------ The records ------

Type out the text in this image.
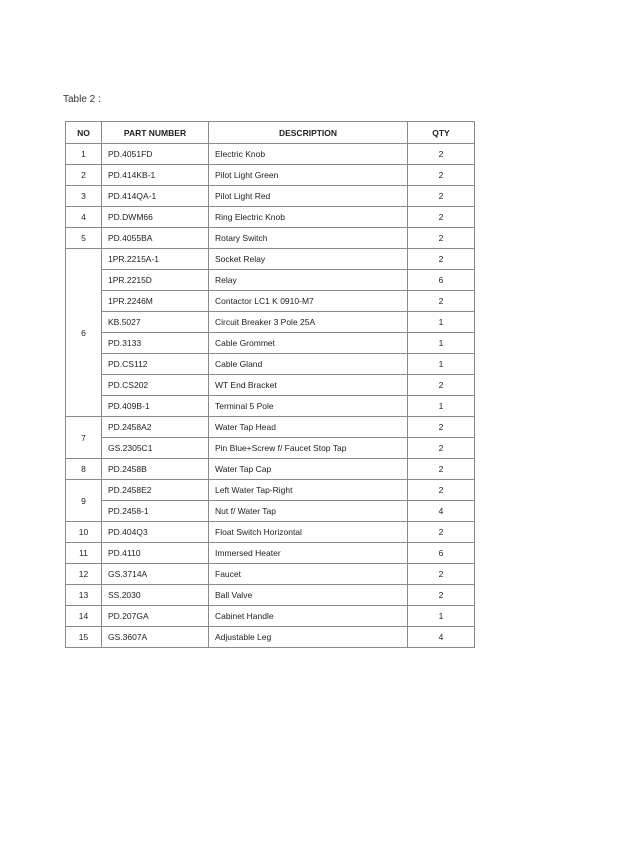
Table 2 :
NO	PART NUMBER	DESCRIPTION	QTY
1	PD.4051FD	Electric Knob	2
2	PD.414KB-1	Pilot Light Green	2
3	PD.414QA-1	Pilot Light Red	2
4	PD.DWM66	Ring Electric Knob	2
5	PD.4055BA	Rotary Switch	2
6	1PR.2215A-1	Socket Relay	2
	1PR.2215D	Relay	6
	1PR.2246M	Contactor LC1 K 0910-M7	2
	KB.5027	Circuit Breaker 3 Pole 25A	1
	PD.3133	Cable Grommet	1
	PD.CS112	Cable Gland	1
	PD.CS202	WT End Bracket	2
	PD.409B-1	Terminal 5 Pole	1
7	PD.2458A2	Water Tap Head	2
	GS.2305C1	Pin Blue+Screw f/ Faucet Stop Tap	2
8	PD.2458B	Water Tap Cap	2
9	PD.2458E2	Left Water Tap-Right	2
	PD.2458-1	Nut f/ Water Tap	4
10	PD.404Q3	Float Switch Horizontal	2
11	PD.4110	Immersed Heater	6
12	GS.3714A	Faucet	2
13	SS.2030	Ball Valve	2
14	PD.207GA	Cabinet Handle	1
15	GS.3607A	Adjustable Leg	4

------

# Required task
Reproduce all of the entries word for word, skipping any pictures they hold.

# Answer to this task
Type out the text in this image.
Table 2 :
NO	PART NUMBER	DESCRIPTION	QTY
1	PD.4051FD	Electric Knob	2
2	PD.414KB-1	Pilot Light Green	2
3	PD.414QA-1	Pilot Light Red	2
4	PD.DWM66	Ring Electric Knob	2
5	PD.4055BA	Rotary Switch	2
6	1PR.2215A-1	Socket Relay	2
	1PR.2215D	Relay	6
	1PR.2246M	Contactor LC1 K 0910-M7	2
	KB.5027	Circuit Breaker 3 Pole 25A	1
	PD.3133	Cable Grommet	1
	PD.CS112	Cable Gland	1
	PD.CS202	WT End Bracket	2
	PD.409B-1	Terminal 5 Pole	1
7	PD.2458A2	Water Tap Head	2
	GS.2305C1	Pin Blue+Screw f/ Faucet Stop Tap	2
8	PD.2458B	Water Tap Cap	2
9	PD.2458E2	Left Water Tap-Right	2
	PD.2458-1	Nut f/ Water Tap	4
10	PD.404Q3	Float Switch Horizontal	2
11	PD.4110	Immersed Heater	6
12	GS.3714A	Faucet	2
13	SS.2030	Ball Valve	2
14	PD.207GA	Cabinet Handle	1
15	GS.3607A	Adjustable Leg	4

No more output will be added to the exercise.